» **Dataset**:
** start **

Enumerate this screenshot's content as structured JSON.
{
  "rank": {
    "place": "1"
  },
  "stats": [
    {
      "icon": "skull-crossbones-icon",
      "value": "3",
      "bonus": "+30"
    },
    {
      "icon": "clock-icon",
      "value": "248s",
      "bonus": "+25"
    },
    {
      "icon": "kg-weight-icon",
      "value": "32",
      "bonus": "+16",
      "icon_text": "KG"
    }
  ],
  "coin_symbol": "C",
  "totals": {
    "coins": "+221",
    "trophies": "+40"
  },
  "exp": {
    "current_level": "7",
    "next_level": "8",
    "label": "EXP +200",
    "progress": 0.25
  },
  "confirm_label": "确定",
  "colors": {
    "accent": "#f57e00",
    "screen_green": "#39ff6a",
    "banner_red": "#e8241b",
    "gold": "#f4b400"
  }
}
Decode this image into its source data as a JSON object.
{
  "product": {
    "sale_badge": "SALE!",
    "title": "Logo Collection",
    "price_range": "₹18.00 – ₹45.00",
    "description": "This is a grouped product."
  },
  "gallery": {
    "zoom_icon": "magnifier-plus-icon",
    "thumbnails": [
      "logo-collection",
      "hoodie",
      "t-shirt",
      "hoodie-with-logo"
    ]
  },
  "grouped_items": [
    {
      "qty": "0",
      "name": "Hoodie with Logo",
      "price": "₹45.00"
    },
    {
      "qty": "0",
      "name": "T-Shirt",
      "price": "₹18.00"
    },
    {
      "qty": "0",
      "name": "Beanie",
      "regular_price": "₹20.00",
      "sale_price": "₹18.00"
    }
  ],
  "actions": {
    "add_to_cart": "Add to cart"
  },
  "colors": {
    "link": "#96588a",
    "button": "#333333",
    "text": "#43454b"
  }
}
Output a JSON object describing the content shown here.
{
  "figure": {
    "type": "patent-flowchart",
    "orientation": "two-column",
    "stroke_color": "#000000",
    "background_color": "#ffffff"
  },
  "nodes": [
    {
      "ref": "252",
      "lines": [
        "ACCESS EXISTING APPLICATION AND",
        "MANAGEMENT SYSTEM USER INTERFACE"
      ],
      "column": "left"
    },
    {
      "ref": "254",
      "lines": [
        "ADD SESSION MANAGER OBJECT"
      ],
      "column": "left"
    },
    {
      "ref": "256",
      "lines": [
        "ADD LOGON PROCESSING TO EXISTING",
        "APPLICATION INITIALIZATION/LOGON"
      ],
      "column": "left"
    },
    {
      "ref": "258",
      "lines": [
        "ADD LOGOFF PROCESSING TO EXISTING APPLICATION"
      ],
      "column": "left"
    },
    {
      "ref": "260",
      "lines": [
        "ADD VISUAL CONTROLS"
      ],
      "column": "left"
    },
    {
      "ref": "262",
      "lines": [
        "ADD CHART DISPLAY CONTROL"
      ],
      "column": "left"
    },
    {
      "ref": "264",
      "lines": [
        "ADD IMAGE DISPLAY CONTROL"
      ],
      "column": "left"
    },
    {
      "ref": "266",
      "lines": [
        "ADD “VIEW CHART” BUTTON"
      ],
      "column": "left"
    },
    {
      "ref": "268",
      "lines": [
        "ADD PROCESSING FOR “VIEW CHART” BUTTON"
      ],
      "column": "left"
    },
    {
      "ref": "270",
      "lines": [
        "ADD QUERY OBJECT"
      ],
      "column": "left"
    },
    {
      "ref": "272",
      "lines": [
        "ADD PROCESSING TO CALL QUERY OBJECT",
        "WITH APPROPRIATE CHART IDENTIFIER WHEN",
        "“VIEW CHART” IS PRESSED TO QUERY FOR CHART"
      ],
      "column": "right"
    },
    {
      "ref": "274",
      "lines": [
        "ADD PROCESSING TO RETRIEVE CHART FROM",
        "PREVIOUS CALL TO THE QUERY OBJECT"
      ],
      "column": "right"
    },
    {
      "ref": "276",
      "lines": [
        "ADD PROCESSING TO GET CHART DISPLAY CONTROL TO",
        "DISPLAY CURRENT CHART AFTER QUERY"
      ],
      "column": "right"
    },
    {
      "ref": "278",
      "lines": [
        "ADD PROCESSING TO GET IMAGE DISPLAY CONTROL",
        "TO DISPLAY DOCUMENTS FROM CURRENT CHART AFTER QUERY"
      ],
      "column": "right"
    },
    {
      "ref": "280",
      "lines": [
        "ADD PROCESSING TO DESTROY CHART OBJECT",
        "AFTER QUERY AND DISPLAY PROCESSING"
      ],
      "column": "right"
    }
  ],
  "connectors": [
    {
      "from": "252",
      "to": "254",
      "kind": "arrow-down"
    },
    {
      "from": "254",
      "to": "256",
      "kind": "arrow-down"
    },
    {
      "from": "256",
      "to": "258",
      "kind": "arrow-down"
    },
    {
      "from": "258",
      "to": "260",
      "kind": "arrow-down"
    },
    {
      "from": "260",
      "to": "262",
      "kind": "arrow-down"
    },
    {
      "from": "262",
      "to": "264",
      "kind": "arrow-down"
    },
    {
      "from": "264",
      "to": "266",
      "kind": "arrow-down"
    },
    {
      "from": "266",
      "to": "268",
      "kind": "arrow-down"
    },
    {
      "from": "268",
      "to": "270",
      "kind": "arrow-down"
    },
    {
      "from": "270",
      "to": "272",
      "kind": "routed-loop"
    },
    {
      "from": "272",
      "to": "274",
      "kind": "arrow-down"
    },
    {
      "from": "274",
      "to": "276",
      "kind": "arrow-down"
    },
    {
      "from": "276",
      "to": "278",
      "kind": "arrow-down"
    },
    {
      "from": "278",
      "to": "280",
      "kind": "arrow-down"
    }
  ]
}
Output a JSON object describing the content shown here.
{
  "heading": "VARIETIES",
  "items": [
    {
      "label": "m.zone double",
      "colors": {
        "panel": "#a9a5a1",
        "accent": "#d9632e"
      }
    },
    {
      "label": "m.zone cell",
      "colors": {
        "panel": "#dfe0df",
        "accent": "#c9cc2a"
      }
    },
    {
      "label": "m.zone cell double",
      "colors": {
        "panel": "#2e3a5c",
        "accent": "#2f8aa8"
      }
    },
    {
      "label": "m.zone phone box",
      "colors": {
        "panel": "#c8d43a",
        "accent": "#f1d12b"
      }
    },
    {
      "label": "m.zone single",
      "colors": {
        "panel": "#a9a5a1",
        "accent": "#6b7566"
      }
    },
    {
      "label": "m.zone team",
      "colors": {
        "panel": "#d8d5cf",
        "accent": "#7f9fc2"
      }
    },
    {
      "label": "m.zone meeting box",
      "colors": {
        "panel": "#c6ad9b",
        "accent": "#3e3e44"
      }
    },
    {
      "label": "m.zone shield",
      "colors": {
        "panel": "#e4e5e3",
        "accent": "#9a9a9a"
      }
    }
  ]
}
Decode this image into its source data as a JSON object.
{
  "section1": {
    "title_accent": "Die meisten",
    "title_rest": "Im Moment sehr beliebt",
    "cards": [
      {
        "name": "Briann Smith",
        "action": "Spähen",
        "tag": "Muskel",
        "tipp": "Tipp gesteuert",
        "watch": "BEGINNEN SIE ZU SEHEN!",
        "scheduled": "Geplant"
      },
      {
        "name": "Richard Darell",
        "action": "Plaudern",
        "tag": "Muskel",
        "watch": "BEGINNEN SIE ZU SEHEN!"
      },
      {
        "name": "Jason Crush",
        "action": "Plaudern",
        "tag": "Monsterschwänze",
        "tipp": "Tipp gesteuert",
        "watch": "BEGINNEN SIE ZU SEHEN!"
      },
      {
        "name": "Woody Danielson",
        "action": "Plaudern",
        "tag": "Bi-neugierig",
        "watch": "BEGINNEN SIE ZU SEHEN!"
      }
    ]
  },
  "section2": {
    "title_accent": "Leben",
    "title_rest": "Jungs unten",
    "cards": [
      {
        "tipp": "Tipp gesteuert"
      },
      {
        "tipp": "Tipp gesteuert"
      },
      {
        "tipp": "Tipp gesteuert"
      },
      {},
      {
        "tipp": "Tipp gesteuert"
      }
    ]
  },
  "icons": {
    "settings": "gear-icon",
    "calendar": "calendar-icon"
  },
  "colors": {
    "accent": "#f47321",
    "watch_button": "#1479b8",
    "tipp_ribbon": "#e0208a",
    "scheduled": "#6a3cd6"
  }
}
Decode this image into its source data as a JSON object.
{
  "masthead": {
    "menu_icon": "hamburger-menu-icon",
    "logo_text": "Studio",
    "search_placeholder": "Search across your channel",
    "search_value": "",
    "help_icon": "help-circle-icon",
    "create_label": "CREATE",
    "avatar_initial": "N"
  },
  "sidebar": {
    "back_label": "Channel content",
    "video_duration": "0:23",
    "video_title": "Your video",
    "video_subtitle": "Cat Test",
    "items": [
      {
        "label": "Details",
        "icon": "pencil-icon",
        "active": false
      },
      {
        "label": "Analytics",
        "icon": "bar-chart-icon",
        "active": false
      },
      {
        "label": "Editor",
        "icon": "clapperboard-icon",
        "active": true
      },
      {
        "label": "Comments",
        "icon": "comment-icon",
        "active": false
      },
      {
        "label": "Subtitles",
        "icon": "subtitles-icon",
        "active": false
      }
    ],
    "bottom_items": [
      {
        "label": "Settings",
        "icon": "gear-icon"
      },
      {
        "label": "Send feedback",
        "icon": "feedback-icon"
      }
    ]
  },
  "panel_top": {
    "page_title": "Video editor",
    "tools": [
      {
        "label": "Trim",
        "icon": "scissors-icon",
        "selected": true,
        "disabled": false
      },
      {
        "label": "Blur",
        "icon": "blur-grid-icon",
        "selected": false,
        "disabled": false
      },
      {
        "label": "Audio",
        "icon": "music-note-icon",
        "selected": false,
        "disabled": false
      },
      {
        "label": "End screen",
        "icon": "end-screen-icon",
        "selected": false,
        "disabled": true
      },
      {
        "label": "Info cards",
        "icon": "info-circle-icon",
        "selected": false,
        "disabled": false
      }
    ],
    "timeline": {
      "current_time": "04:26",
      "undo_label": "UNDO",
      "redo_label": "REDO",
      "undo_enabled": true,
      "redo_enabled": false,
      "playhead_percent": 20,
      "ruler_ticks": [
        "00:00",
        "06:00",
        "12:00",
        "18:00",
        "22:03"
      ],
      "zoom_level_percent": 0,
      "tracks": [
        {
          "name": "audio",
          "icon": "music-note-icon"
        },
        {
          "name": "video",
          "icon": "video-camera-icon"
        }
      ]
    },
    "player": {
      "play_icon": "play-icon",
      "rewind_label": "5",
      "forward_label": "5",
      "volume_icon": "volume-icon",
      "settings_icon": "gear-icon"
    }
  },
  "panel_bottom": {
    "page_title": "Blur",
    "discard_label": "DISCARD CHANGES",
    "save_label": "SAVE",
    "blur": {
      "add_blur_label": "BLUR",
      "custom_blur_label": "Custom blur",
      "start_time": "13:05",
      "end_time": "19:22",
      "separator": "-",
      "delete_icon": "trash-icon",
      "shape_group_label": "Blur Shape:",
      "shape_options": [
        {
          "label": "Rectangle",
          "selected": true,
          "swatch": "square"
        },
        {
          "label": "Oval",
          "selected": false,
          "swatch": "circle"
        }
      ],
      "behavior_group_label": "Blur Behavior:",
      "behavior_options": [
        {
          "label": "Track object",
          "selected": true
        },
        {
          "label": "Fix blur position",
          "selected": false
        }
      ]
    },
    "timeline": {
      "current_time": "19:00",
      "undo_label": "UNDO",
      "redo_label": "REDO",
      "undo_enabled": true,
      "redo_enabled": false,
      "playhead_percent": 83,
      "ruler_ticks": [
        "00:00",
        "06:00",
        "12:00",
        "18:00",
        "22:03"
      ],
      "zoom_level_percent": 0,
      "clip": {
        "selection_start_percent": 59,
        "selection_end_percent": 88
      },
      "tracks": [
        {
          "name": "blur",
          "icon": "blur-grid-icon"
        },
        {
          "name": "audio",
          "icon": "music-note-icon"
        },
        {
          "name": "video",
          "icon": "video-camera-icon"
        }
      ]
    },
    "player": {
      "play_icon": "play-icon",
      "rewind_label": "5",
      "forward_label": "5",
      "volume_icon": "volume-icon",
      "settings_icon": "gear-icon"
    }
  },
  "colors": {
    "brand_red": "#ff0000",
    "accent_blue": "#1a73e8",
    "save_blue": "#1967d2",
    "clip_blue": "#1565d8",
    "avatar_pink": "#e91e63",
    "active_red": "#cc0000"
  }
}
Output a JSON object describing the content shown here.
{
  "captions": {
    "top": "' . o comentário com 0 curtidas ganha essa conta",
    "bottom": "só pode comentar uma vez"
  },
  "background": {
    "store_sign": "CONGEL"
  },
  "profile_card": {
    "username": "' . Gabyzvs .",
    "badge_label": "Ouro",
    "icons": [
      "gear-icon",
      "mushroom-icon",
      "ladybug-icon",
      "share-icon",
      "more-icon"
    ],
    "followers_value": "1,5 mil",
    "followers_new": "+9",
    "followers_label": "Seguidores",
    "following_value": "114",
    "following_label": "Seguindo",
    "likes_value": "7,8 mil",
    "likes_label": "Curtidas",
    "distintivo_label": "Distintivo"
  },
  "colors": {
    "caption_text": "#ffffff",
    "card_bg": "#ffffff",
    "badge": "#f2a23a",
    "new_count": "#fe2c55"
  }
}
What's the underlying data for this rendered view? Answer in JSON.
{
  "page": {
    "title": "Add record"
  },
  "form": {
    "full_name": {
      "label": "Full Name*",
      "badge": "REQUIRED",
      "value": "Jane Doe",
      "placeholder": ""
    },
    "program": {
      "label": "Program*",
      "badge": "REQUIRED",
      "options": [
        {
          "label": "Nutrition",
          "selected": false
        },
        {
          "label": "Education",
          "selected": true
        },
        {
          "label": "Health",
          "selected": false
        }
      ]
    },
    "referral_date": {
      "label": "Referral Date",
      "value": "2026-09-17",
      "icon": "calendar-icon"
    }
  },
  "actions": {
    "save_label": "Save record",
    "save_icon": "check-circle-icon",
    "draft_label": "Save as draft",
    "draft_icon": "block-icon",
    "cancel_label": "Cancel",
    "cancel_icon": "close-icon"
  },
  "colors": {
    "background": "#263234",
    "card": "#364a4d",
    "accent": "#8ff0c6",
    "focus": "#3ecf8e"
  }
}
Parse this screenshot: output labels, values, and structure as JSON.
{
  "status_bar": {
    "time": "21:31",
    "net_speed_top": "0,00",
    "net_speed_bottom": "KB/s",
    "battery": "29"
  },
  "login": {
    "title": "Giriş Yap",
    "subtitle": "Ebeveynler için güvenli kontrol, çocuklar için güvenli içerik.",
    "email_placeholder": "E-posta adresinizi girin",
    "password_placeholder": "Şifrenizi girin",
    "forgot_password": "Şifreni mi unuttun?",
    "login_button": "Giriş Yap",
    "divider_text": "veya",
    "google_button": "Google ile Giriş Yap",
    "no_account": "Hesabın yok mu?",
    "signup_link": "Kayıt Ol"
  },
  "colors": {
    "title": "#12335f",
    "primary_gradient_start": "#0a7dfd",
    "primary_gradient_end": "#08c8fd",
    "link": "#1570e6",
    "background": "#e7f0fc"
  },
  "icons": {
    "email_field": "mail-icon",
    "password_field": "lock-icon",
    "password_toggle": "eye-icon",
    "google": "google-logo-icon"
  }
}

** end **

» **Request**:
Write out every line of the listing that holds the word "ffffff".

» **Solution to the exercise**:
    "background_color": "#ffffff"
    "caption_text": "#ffffff",
    "card_bg": "#ffffff",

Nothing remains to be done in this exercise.